WHAT IS ASKED => Repeat the full listing, word for word.

---*---

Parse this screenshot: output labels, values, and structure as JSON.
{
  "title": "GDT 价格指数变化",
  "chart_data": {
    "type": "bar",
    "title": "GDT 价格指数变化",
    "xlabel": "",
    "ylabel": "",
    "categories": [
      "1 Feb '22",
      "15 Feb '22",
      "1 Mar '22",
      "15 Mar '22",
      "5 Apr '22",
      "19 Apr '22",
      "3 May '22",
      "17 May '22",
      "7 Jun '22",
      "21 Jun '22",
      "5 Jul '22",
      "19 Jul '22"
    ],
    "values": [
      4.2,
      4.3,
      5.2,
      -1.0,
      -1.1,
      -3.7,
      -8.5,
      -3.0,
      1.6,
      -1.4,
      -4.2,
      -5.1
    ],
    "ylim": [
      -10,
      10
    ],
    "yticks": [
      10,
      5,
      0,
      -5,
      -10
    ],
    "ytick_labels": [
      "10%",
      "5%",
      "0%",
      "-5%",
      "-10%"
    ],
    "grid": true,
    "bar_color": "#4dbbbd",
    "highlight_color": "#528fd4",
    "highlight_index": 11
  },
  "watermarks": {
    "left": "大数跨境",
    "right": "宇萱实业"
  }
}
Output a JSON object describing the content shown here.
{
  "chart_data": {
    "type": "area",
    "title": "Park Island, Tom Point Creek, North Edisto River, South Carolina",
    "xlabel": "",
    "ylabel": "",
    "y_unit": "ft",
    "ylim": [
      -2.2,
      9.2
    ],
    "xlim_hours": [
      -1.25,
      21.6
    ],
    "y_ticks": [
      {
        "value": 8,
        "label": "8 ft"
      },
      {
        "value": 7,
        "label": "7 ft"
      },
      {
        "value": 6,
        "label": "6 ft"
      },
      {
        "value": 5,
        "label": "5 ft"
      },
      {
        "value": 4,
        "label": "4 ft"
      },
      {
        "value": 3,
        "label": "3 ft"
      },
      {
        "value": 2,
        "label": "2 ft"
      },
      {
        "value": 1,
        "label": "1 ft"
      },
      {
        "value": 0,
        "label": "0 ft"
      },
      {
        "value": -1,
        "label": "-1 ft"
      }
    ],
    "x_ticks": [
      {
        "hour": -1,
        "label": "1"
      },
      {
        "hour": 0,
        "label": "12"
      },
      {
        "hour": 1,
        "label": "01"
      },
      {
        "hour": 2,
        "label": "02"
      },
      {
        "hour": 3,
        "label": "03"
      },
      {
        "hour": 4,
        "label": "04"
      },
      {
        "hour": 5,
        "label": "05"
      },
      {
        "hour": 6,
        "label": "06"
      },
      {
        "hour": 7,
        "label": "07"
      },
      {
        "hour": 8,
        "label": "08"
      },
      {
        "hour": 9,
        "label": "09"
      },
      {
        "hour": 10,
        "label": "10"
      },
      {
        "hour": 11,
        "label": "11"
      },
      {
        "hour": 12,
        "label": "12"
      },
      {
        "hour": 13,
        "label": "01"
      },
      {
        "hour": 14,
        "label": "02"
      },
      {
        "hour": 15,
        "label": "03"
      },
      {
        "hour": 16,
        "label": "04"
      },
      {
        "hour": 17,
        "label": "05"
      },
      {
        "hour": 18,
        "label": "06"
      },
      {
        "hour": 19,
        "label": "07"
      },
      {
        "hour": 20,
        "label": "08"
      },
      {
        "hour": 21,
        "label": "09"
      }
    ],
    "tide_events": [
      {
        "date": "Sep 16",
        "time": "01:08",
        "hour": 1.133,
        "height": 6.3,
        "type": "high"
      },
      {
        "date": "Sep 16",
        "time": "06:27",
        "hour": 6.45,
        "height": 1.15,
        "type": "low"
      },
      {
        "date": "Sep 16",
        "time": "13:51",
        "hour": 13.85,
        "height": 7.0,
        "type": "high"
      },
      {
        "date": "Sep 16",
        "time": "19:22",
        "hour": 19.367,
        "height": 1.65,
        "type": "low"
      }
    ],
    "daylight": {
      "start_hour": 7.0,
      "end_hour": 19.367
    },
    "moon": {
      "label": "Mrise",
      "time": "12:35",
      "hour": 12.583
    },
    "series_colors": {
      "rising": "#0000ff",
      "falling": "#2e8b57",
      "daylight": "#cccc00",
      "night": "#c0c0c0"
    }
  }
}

---*---

THE ANSWER =>
Parse this screenshot: output labels, values, and structure as JSON.
{
  "title": "GDT 价格指数变化",
  "chart_data": {
    "type": "bar",
    "title": "GDT 价格指数变化",
    "xlabel": "",
    "ylabel": "",
    "categories": [
      "1 Feb '22",
      "15 Feb '22",
      "1 Mar '22",
      "15 Mar '22",
      "5 Apr '22",
      "19 Apr '22",
      "3 May '22",
      "17 May '22",
      "7 Jun '22",
      "21 Jun '22",
      "5 Jul '22",
      "19 Jul '22"
    ],
    "values": [
      4.2,
      4.3,
      5.2,
      -1.0,
      -1.1,
      -3.7,
      -8.5,
      -3.0,
      1.6,
      -1.4,
      -4.2,
      -5.1
    ],
    "ylim": [
      -10,
      10
    ],
    "yticks": [
      10,
      5,
      0,
      -5,
      -10
    ],
    "ytick_labels": [
      "10%",
      "5%",
      "0%",
      "-5%",
      "-10%"
    ],
    "grid": true,
    "bar_color": "#4dbbbd",
    "highlight_color": "#528fd4",
    "highlight_index": 11
  },
  "watermarks": {
    "left": "大数跨境",
    "right": "宇萱实业"
  }
}
Output a JSON object describing the content shown here.
{
  "chart_data": {
    "type": "area",
    "title": "Park Island, Tom Point Creek, North Edisto River, South Carolina",
    "xlabel": "",
    "ylabel": "",
    "y_unit": "ft",
    "ylim": [
      -2.2,
      9.2
    ],
    "xlim_hours": [
      -1.25,
      21.6
    ],
    "y_ticks": [
      {
        "value": 8,
        "label": "8 ft"
      },
      {
        "value": 7,
        "label": "7 ft"
      },
      {
        "value": 6,
        "label": "6 ft"
      },
      {
        "value": 5,
        "label": "5 ft"
      },
      {
        "value": 4,
        "label": "4 ft"
      },
      {
        "value": 3,
        "label": "3 ft"
      },
      {
        "value": 2,
        "label": "2 ft"
      },
      {
        "value": 1,
        "label": "1 ft"
      },
      {
        "value": 0,
        "label": "0 ft"
      },
      {
        "value": -1,
        "label": "-1 ft"
      }
    ],
    "x_ticks": [
      {
        "hour": -1,
        "label": "1"
      },
      {
        "hour": 0,
        "label": "12"
      },
      {
        "hour": 1,
        "label": "01"
      },
      {
        "hour": 2,
        "label": "02"
      },
      {
        "hour": 3,
        "label": "03"
      },
      {
        "hour": 4,
        "label": "04"
      },
      {
        "hour": 5,
        "label": "05"
      },
      {
        "hour": 6,
        "label": "06"
      },
      {
        "hour": 7,
        "label": "07"
      },
      {
        "hour": 8,
        "label": "08"
      },
      {
        "hour": 9,
        "label": "09"
      },
      {
        "hour": 10,
        "label": "10"
      },
      {
        "hour": 11,
        "label": "11"
      },
      {
        "hour": 12,
        "label": "12"
      },
      {
        "hour": 13,
        "label": "01"
      },
      {
        "hour": 14,
        "label": "02"
      },
      {
        "hour": 15,
        "label": "03"
      },
      {
        "hour": 16,
        "label": "04"
      },
      {
        "hour": 17,
        "label": "05"
      },
      {
        "hour": 18,
        "label": "06"
      },
      {
        "hour": 19,
        "label": "07"
      },
      {
        "hour": 20,
        "label": "08"
      },
      {
        "hour": 21,
        "label": "09"
      }
    ],
    "tide_events": [
      {
        "date": "Sep 16",
        "time": "01:08",
        "hour": 1.133,
        "height": 6.3,
        "type": "high"
      },
      {
        "date": "Sep 16",
        "time": "06:27",
        "hour": 6.45,
        "height": 1.15,
        "type": "low"
      },
      {
        "date": "Sep 16",
        "time": "13:51",
        "hour": 13.85,
        "height": 7.0,
        "type": "high"
      },
      {
        "date": "Sep 16",
        "time": "19:22",
        "hour": 19.367,
        "height": 1.65,
        "type": "low"
      }
    ],
    "daylight": {
      "start_hour": 7.0,
      "end_hour": 19.367
    },
    "moon": {
      "label": "Mrise",
      "time": "12:35",
      "hour": 12.583
    },
    "series_colors": {
      "rising": "#0000ff",
      "falling": "#2e8b57",
      "daylight": "#cccc00",
      "night": "#c0c0c0"
    }
  }
}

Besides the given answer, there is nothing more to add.